* Your goal: Show every line that has the string "Steel" in it.

(begin)

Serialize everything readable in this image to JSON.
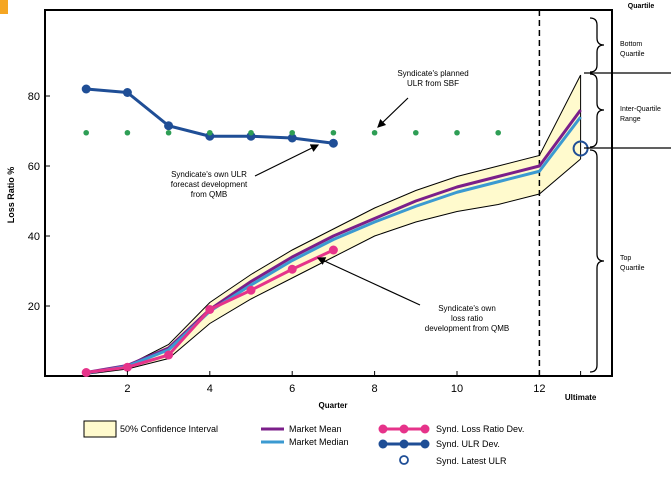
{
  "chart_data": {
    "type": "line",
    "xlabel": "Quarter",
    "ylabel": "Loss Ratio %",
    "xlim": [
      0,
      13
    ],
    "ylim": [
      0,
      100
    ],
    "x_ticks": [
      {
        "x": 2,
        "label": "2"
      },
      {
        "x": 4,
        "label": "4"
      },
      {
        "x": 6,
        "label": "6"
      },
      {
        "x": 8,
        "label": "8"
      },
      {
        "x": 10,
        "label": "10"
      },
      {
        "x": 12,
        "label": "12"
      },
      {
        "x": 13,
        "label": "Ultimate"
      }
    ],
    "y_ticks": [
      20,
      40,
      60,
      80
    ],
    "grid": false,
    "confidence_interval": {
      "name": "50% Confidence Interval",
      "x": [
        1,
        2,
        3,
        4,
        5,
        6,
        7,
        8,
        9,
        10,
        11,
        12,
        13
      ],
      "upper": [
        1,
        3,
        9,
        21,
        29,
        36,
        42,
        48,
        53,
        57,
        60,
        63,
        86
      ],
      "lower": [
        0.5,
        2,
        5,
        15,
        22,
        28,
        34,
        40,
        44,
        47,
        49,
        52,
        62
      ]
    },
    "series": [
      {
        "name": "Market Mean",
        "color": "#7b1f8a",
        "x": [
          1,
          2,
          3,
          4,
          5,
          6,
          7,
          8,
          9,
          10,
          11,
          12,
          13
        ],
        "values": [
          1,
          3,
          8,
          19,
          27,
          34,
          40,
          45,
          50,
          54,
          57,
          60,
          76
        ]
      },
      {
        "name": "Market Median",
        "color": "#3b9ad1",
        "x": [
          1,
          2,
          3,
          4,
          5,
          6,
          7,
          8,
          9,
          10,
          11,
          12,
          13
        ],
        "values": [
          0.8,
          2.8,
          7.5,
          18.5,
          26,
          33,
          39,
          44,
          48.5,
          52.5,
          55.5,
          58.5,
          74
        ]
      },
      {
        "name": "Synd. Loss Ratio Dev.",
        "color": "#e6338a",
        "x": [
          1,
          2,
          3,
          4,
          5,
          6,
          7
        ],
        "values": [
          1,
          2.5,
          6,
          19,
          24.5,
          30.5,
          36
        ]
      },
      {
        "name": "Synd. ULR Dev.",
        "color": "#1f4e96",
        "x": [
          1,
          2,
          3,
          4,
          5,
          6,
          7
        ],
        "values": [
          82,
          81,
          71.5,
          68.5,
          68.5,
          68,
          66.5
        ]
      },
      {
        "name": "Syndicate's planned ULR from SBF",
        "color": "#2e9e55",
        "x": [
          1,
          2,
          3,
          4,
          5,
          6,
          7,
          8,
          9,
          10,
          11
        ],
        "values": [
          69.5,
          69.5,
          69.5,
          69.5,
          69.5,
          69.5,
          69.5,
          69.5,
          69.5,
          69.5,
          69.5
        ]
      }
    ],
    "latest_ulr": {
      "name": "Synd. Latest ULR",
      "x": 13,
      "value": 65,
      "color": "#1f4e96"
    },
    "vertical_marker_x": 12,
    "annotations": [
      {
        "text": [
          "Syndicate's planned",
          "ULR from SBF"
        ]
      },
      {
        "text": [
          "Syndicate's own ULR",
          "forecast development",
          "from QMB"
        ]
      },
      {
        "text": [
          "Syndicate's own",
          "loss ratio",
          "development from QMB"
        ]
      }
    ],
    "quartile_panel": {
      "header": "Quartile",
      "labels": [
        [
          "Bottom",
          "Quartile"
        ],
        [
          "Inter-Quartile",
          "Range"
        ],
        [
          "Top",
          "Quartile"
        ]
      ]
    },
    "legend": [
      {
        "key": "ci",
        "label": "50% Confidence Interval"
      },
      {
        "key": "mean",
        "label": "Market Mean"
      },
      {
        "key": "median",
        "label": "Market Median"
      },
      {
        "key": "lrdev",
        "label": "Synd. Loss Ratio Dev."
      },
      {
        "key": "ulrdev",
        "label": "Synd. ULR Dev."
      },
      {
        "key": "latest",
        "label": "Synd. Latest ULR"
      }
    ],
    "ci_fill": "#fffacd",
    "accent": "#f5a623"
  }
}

(end)
(begin)

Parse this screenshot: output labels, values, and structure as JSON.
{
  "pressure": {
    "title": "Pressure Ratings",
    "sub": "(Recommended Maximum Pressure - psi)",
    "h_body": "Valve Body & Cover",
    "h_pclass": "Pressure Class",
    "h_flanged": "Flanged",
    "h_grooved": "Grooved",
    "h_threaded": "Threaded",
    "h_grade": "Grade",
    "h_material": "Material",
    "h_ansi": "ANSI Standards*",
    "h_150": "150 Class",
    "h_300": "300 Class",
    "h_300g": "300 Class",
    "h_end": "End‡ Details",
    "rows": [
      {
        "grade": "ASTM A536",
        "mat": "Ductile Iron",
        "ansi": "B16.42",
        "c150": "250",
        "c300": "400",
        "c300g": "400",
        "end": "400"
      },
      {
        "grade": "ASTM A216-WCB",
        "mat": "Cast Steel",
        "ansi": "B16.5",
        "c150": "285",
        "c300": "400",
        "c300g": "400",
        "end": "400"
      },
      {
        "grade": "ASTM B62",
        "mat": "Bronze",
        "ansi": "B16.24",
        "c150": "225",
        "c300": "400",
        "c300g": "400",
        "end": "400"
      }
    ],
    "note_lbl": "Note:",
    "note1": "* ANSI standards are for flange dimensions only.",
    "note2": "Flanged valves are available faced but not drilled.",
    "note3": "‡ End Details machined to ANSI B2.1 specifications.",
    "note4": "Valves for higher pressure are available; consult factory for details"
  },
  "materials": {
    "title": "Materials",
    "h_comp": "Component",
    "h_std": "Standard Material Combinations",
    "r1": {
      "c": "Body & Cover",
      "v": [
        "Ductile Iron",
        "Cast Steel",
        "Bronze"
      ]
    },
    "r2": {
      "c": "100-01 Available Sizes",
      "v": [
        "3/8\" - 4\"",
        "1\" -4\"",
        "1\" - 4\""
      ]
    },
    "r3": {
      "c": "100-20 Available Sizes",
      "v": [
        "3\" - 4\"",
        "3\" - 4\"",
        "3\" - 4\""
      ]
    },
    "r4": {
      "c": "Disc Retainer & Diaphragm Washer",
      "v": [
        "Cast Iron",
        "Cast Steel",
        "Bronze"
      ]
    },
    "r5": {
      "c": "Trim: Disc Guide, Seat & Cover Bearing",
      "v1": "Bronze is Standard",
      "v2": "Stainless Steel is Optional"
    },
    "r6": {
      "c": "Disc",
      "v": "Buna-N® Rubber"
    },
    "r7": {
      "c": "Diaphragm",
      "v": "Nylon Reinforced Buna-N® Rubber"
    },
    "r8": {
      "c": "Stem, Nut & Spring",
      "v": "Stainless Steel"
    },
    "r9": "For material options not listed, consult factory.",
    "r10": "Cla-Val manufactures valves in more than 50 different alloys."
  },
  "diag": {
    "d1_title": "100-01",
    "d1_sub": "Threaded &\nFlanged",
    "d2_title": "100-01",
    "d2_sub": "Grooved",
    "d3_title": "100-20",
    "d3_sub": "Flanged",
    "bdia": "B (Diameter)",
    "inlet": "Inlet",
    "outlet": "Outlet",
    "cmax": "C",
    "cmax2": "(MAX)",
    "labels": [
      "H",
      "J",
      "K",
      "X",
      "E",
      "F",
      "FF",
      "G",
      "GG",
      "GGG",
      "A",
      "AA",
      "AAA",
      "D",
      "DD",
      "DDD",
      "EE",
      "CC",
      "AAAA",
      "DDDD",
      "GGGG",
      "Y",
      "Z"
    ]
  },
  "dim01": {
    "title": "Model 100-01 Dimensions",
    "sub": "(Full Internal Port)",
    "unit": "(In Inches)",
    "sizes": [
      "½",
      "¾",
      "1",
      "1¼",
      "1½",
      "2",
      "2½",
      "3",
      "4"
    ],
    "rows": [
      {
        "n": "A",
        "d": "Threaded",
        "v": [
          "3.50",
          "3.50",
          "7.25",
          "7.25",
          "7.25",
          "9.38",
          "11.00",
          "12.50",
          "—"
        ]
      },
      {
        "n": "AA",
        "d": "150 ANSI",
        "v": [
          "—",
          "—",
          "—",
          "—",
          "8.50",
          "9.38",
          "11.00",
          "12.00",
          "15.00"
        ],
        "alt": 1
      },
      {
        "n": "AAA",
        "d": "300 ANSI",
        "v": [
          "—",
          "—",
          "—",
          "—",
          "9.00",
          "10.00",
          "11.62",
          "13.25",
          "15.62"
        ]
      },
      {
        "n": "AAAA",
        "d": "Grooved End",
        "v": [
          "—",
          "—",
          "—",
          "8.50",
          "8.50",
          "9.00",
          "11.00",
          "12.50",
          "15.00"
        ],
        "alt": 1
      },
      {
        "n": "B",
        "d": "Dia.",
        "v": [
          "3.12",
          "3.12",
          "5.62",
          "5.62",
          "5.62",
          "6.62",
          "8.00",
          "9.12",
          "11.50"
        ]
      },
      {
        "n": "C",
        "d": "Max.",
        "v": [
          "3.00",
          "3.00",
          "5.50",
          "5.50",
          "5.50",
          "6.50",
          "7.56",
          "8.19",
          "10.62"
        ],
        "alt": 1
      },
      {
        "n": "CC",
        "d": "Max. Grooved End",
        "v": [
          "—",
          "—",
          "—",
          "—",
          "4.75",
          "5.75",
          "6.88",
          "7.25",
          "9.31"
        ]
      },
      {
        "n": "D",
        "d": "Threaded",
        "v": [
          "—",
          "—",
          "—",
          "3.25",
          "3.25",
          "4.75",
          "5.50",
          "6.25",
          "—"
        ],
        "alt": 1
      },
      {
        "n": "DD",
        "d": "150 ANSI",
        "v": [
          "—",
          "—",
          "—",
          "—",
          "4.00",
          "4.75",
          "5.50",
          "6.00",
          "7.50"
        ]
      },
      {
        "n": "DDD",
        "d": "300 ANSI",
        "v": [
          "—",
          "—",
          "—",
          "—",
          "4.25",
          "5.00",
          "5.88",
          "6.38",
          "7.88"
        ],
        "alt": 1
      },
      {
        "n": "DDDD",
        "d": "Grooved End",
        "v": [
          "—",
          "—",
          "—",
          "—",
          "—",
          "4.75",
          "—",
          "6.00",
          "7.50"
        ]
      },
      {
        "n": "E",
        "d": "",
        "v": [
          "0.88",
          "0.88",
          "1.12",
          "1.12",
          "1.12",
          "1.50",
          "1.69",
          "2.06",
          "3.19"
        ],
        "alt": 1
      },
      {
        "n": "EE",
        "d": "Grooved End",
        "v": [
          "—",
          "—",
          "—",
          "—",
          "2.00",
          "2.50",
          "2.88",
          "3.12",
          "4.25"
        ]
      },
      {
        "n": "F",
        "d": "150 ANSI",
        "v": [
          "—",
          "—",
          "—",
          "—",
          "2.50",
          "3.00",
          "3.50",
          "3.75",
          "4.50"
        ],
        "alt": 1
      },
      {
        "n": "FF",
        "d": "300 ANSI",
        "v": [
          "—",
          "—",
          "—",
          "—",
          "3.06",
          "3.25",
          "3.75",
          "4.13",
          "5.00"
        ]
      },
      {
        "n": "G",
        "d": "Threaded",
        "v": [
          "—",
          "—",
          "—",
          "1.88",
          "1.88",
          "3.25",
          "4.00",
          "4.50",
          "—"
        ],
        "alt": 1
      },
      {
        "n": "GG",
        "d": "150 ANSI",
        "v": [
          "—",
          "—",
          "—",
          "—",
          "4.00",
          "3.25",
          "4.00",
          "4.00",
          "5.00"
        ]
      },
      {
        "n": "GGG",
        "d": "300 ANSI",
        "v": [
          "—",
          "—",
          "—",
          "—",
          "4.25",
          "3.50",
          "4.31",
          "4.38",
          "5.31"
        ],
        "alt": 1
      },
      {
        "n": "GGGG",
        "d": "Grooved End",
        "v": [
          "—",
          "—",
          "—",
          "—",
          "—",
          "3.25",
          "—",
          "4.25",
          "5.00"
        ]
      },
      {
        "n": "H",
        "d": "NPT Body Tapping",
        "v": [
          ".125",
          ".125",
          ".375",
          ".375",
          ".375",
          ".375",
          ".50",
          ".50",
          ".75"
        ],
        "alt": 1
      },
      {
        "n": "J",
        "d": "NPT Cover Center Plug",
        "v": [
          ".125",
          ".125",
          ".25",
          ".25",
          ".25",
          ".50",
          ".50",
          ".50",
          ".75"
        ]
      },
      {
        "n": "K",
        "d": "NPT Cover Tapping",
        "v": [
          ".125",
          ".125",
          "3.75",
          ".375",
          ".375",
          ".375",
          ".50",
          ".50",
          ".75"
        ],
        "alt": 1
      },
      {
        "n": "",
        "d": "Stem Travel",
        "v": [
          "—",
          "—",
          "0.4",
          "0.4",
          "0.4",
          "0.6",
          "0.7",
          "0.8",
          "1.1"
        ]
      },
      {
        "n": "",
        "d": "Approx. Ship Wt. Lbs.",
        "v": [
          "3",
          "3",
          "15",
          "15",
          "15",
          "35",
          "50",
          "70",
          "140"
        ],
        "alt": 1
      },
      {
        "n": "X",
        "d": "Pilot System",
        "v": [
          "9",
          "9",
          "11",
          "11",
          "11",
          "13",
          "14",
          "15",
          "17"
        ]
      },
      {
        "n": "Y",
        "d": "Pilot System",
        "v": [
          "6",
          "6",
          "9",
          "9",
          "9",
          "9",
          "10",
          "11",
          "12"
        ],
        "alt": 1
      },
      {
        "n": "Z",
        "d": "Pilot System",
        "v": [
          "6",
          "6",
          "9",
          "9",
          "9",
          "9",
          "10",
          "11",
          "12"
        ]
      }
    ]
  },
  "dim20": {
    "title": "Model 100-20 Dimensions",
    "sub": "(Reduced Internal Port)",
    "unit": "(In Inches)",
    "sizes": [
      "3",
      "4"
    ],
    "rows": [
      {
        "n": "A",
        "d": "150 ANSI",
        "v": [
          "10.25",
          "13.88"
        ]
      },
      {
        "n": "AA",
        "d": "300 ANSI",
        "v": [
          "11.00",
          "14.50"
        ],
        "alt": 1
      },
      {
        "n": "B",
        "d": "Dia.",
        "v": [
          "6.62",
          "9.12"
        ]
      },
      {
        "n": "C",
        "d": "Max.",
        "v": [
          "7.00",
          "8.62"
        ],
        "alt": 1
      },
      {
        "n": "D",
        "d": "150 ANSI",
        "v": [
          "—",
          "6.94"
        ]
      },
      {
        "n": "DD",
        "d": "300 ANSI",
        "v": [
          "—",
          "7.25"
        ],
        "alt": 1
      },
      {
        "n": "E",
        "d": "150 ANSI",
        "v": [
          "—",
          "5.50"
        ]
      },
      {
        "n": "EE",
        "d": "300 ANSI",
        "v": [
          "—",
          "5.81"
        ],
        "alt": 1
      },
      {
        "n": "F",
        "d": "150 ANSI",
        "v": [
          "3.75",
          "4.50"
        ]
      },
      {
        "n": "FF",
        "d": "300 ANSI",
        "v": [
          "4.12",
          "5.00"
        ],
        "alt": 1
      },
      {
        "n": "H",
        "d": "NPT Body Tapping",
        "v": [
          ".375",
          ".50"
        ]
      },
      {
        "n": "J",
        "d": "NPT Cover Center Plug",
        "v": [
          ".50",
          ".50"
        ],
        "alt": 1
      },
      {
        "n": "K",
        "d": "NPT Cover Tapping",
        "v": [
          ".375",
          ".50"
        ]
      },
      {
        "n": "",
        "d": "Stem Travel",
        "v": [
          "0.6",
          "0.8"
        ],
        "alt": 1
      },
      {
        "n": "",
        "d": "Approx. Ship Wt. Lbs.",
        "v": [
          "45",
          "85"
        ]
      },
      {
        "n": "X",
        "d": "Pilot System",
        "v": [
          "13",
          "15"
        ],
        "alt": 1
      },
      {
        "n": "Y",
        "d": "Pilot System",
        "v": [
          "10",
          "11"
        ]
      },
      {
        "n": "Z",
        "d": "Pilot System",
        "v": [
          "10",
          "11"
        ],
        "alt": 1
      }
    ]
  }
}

(end)

* Written response:
        "mat": "Cast Steel",
        "Cast Steel",
        "Cast Steel",
      "v2": "Stainless Steel is Optional"
      "v": "Stainless Steel"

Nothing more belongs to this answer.